### Data supplied:
%%

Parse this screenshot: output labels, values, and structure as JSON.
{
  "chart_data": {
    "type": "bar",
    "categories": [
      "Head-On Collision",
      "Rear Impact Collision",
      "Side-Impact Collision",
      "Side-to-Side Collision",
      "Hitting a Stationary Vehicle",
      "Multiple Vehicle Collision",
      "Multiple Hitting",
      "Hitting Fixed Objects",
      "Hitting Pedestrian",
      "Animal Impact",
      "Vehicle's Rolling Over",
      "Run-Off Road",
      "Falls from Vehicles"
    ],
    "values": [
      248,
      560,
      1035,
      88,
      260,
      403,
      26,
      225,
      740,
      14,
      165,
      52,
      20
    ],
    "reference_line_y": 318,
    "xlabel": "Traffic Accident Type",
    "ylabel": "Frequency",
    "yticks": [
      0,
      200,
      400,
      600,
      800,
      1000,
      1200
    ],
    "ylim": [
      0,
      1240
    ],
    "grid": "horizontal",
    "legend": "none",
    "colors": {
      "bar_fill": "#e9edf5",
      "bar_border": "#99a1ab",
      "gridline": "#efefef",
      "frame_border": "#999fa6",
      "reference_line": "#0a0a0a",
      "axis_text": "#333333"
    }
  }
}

%%

### Stated task:
Using the data above, output each line exactly.

### Answer to the exercise:
Parse this screenshot: output labels, values, and structure as JSON.
{
  "chart_data": {
    "type": "bar",
    "categories": [
      "Head-On Collision",
      "Rear Impact Collision",
      "Side-Impact Collision",
      "Side-to-Side Collision",
      "Hitting a Stationary Vehicle",
      "Multiple Vehicle Collision",
      "Multiple Hitting",
      "Hitting Fixed Objects",
      "Hitting Pedestrian",
      "Animal Impact",
      "Vehicle's Rolling Over",
      "Run-Off Road",
      "Falls from Vehicles"
    ],
    "values": [
      248,
      560,
      1035,
      88,
      260,
      403,
      26,
      225,
      740,
      14,
      165,
      52,
      20
    ],
    "reference_line_y": 318,
    "xlabel": "Traffic Accident Type",
    "ylabel": "Frequency",
    "yticks": [
      0,
      200,
      400,
      600,
      800,
      1000,
      1200
    ],
    "ylim": [
      0,
      1240
    ],
    "grid": "horizontal",
    "legend": "none",
    "colors": {
      "bar_fill": "#e9edf5",
      "bar_border": "#99a1ab",
      "gridline": "#efefef",
      "frame_border": "#999fa6",
      "reference_line": "#0a0a0a",
      "axis_text": "#333333"
    }
  }
}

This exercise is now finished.